- What to work on: Omit all pictures and give the records below again exactly as written.
··· Material shown ···
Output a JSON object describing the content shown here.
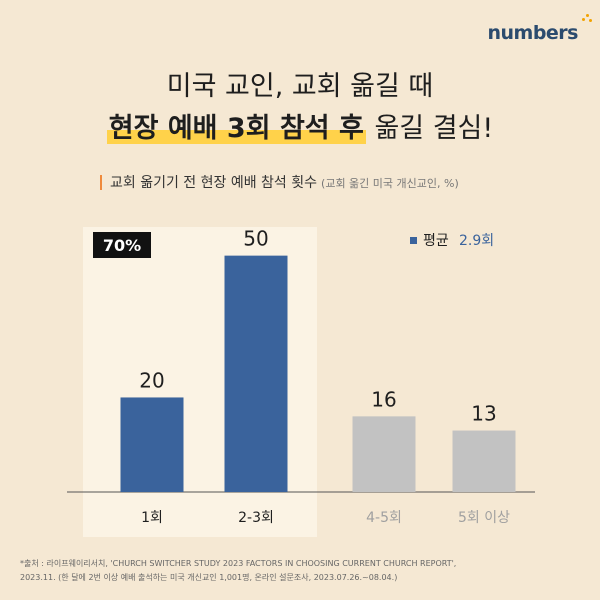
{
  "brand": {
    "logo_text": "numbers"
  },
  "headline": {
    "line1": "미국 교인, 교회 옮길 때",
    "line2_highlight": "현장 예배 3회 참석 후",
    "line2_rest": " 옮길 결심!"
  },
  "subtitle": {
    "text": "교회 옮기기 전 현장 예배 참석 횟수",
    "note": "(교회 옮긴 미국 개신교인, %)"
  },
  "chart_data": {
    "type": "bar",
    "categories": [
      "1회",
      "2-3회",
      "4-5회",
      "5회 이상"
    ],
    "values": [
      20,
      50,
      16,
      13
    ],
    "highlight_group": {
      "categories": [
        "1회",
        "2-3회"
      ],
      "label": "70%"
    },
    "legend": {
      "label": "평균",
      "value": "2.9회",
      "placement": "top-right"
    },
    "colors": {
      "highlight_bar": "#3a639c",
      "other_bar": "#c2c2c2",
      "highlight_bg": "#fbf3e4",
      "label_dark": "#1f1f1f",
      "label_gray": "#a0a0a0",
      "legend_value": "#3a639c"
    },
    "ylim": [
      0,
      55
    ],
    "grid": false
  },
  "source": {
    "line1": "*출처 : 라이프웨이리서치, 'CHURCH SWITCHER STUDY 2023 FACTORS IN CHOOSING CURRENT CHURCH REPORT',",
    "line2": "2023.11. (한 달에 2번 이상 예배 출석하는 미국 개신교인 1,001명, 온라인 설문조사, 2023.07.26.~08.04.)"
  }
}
···
- Solution to this task:
Output a JSON object describing the content shown here.
{
  "brand": {
    "logo_text": "numbers"
  },
  "headline": {
    "line1": "미국 교인, 교회 옮길 때",
    "line2_highlight": "현장 예배 3회 참석 후",
    "line2_rest": " 옮길 결심!"
  },
  "subtitle": {
    "text": "교회 옮기기 전 현장 예배 참석 횟수",
    "note": "(교회 옮긴 미국 개신교인, %)"
  },
  "chart_data": {
    "type": "bar",
    "categories": [
      "1회",
      "2-3회",
      "4-5회",
      "5회 이상"
    ],
    "values": [
      20,
      50,
      16,
      13
    ],
    "highlight_group": {
      "categories": [
        "1회",
        "2-3회"
      ],
      "label": "70%"
    },
    "legend": {
      "label": "평균",
      "value": "2.9회",
      "placement": "top-right"
    },
    "colors": {
      "highlight_bar": "#3a639c",
      "other_bar": "#c2c2c2",
      "highlight_bg": "#fbf3e4",
      "label_dark": "#1f1f1f",
      "label_gray": "#a0a0a0",
      "legend_value": "#3a639c"
    },
    "ylim": [
      0,
      55
    ],
    "grid": false
  },
  "source": {
    "line1": "*출처 : 라이프웨이리서치, 'CHURCH SWITCHER STUDY 2023 FACTORS IN CHOOSING CURRENT CHURCH REPORT',",
    "line2": "2023.11. (한 달에 2번 이상 예배 출석하는 미국 개신교인 1,001명, 온라인 설문조사, 2023.07.26.~08.04.)"
  }
}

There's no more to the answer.